#### PAGE EXTRACT ####

# Amazing mortising



## hennebury (Jul 17, 2007)

Anyone looking for a better way of doing solidwood mortising?
check out this video of a swing chisel mortising machine ( actual speed) 








http://www.solidwoodmachinery.com/IM000042.AVI
http://www.solidwoodmachinery.com


----------



## Daren (Oct 14, 2006)

Usually I (and most others) blow a guy off that jumps into a forum and his first 2 post are trying to sell something, without even the appearance of trying to make an introduction, just a sale pitch... :thumbdown:Having said that, that is a cool tool :yes:.


----------



## hennebury (Jul 17, 2007)

Hi Daren, I would have listed them in the for sale section but they said that i would have to have atl east 25 posts, I am somewhat of a time constraint, so I took the liberty of listing them as a "public interest item" Yes I am trying to sell them, but you have to admit they are interesting machines and worthy of seeing. I am not just some hustler trying to rush somone for a buck, I have payed my dues for over thirty years in my own woodworking shop, I have a lot of information and knowledge about tools and machinery that may be of some value to other people. At the moment i have just relocated back to Canada and have spent many months trying to get a workshop and business set up, so please excuse my haste. I will try to offer some more imput into your forum without the commercial attachment in the future. regards, Mark


----------



## Daren (Oct 14, 2006)

hennebury said:


> I will try to offer some more imput into your forum without the commercial attachment in the future.


Looking forward to it, and welcome.


----------



## Leo G (Oct 16, 2006)

I used this type of a machine over 15 years ago. It was made by MAKA and was called an oscillating chisel mortiser. It had a range of bits from 1/4" wide single tooth that would make a hole from 7/8"- 1 1/4" wide up to 1 15/16" deep all the way up to a 3/4" wide chisel that could make a hole 4 3/4" wide and 5 1/2" deep. About $15K. pneumatic/hydraulic


----------



## hennebury (Jul 17, 2007)

*Mortising Machine*

Hi Leo, 

Yes, the machine that I have the video of is also a Maka.
I used them alot in my shop. most the smaller verson model SM6-P11
It is a lighter duty model uses the smaller blades, mostly for furniture makers, the larger will do some pretty large mortise for entry doors etc.
The blade on the smaller machine turns a lot faster so it cuts quite a bit faster. 
What type of work did you do with it?


----------



## Leo G (Oct 16, 2006)

Double post...oops


----------



## Leo G (Oct 16, 2006)

I made mostly windows and doors with it. A few pieces of furniture here and there. It was at a company I worked for. I no longer have access the MAKA. I miss it, especially when I am using the square hole chisel mortiser, slow. The one I had I think was even smaller than the one you show in the demo video. But I was still able to put a pretty large bit into it and it would work fine. Would love to get my hands on one, but I rarely do anything that requires that much mortising to make it a justifiable purchase. Maybe when I have money flowing out of my ears I'll get one just to have it.:yes:


----------

#### RECORDS PROVIDED ####

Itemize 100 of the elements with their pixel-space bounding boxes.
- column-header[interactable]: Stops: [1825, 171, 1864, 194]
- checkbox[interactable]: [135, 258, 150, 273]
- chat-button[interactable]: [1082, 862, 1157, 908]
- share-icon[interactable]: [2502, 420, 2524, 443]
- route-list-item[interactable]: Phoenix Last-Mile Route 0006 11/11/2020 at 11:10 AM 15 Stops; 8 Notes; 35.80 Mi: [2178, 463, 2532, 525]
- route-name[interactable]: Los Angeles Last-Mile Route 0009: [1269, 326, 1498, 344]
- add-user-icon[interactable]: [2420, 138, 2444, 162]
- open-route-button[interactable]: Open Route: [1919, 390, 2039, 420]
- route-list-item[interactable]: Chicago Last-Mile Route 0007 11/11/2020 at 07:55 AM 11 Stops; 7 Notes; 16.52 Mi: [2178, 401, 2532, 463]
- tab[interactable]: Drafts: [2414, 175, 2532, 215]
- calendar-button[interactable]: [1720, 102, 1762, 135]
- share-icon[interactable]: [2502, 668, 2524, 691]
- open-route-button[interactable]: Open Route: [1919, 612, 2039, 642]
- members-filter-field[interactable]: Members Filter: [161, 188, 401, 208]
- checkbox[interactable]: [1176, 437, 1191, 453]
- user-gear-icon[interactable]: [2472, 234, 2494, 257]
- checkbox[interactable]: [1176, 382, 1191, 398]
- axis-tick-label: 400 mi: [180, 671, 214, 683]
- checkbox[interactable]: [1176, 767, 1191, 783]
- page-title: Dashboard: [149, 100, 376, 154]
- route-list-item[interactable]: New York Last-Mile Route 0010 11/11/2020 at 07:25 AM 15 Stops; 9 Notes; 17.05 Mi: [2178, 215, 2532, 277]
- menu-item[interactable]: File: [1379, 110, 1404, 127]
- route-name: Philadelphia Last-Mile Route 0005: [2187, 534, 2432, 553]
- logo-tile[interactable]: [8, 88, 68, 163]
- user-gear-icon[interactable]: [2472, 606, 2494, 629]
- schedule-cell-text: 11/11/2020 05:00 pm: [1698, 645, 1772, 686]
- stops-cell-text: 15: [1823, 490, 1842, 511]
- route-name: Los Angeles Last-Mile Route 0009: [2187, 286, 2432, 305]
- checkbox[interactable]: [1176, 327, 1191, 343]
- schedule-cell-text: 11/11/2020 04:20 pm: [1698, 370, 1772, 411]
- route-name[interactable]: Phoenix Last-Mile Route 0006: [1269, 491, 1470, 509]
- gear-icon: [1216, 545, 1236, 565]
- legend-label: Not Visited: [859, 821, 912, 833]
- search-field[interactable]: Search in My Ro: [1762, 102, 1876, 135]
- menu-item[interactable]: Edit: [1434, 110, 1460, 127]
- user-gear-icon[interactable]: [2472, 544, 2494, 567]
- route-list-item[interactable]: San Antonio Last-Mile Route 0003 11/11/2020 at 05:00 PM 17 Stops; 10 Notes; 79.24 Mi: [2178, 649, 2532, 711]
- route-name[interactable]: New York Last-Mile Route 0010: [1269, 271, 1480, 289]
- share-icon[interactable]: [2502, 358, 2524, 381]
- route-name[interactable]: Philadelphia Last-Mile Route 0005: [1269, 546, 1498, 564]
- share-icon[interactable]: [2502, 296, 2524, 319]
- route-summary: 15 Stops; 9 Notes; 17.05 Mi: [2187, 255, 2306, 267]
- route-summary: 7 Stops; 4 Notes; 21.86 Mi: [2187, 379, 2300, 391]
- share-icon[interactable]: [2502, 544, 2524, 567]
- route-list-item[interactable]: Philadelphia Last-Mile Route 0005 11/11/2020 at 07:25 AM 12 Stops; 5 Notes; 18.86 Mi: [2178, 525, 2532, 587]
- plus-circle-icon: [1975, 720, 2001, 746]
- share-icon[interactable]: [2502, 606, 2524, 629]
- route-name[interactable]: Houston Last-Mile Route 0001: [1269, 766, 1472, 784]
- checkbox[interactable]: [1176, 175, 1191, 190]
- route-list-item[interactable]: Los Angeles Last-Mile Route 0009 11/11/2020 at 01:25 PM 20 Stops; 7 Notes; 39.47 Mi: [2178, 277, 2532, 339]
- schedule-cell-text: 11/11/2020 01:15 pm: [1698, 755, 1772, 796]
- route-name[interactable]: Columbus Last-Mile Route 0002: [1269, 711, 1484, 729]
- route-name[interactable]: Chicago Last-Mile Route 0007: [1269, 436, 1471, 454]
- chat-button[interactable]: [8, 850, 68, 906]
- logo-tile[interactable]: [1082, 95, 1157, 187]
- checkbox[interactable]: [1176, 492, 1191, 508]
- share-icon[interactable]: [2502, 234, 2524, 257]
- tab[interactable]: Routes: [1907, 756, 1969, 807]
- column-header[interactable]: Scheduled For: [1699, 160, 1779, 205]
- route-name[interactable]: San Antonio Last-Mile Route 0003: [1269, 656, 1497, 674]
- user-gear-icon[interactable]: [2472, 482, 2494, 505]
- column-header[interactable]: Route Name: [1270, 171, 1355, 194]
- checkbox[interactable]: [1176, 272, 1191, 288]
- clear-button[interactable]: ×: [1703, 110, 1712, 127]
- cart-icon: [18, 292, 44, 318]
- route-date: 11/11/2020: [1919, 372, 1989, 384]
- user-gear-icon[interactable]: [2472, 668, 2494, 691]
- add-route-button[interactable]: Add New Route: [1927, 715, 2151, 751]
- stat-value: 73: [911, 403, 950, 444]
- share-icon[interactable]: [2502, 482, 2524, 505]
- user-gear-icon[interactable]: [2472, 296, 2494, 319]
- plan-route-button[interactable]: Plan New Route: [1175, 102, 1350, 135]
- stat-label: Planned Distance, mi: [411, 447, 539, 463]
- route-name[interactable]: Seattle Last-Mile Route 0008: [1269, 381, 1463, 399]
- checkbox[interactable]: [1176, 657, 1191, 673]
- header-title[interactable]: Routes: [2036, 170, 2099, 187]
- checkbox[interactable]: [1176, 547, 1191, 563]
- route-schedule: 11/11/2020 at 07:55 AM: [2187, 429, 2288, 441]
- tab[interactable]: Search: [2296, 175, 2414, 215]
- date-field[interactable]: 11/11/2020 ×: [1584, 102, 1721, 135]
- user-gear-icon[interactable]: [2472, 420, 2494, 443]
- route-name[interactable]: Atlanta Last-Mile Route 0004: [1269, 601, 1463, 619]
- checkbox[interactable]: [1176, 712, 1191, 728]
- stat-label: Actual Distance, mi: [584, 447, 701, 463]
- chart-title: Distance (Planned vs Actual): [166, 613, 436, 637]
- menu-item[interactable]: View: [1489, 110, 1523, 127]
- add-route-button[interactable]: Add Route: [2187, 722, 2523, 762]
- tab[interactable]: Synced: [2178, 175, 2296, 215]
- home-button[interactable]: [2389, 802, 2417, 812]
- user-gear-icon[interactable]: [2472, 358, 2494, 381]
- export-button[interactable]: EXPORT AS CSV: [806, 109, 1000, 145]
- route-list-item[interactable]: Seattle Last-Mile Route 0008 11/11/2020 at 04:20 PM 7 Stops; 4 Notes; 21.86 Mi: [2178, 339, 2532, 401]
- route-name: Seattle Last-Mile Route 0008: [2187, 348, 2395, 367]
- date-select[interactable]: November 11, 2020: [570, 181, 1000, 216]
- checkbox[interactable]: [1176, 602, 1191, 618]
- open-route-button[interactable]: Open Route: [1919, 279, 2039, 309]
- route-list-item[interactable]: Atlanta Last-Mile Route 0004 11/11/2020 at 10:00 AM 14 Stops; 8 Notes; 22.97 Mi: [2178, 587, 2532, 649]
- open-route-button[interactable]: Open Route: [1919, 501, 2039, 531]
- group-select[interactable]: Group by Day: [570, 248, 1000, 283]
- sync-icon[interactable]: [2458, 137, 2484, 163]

####

CHALLENGES
1. Translate this sentence from the mortising thread into Spanish: "I used this type of a machine over 15 years ago."
2. Reproduce the lines of the listing verbatim, starting at its first line and ending at the line that contains "- user-gear-icon[interactable]: [2472, 544, 2494, 567]".

RESPONSES TO THE TASKS
1. Usé este tipo de máquina hace más de 15 años.

2.
Itemize 100 of the elements with their pixel-space bounding boxes.
- column-header[interactable]: Stops: [1825, 171, 1864, 194]
- checkbox[interactable]: [135, 258, 150, 273]
- chat-button[interactable]: [1082, 862, 1157, 908]
- share-icon[interactable]: [2502, 420, 2524, 443]
- route-list-item[interactable]: Phoenix Last-Mile Route 0006 11/11/2020 at 11:10 AM 15 Stops; 8 Notes; 35.80 Mi: [2178, 463, 2532, 525]
- route-name[interactable]: Los Angeles Last-Mile Route 0009: [1269, 326, 1498, 344]
- add-user-icon[interactable]: [2420, 138, 2444, 162]
- open-route-button[interactable]: Open Route: [1919, 390, 2039, 420]
- route-list-item[interactable]: Chicago Last-Mile Route 0007 11/11/2020 at 07:55 AM 11 Stops; 7 Notes; 16.52 Mi: [2178, 401, 2532, 463]
- tab[interactable]: Drafts: [2414, 175, 2532, 215]
- calendar-button[interactable]: [1720, 102, 1762, 135]
- share-icon[interactable]: [2502, 668, 2524, 691]
- open-route-button[interactable]: Open Route: [1919, 612, 2039, 642]
- members-filter-field[interactable]: Members Filter: [161, 188, 401, 208]
- checkbox[interactable]: [1176, 437, 1191, 453]
- user-gear-icon[interactable]: [2472, 234, 2494, 257]
- checkbox[interactable]: [1176, 382, 1191, 398]
- axis-tick-label: 400 mi: [180, 671, 214, 683]
- checkbox[interactable]: [1176, 767, 1191, 783]
- page-title: Dashboard: [149, 100, 376, 154]
- route-list-item[interactable]: New York Last-Mile Route 0010 11/11/2020 at 07:25 AM 15 Stops; 9 Notes; 17.05 Mi: [2178, 215, 2532, 277]
- menu-item[interactable]: File: [1379, 110, 1404, 127]
- route-name: Philadelphia Last-Mile Route 0005: [2187, 534, 2432, 553]
- logo-tile[interactable]: [8, 88, 68, 163]
- user-gear-icon[interactable]: [2472, 606, 2494, 629]
- schedule-cell-text: 11/11/2020 05:00 pm: [1698, 645, 1772, 686]
- stops-cell-text: 15: [1823, 490, 1842, 511]
- route-name: Los Angeles Last-Mile Route 0009: [2187, 286, 2432, 305]
- checkbox[interactable]: [1176, 327, 1191, 343]
- schedule-cell-text: 11/11/2020 04:20 pm: [1698, 370, 1772, 411]
- route-name[interactable]: Phoenix Last-Mile Route 0006: [1269, 491, 1470, 509]
- gear-icon: [1216, 545, 1236, 565]
- legend-label: Not Visited: [859, 821, 912, 833]
- search-field[interactable]: Search in My Ro: [1762, 102, 1876, 135]
- menu-item[interactable]: Edit: [1434, 110, 1460, 127]
- user-gear-icon[interactable]: [2472, 544, 2494, 567]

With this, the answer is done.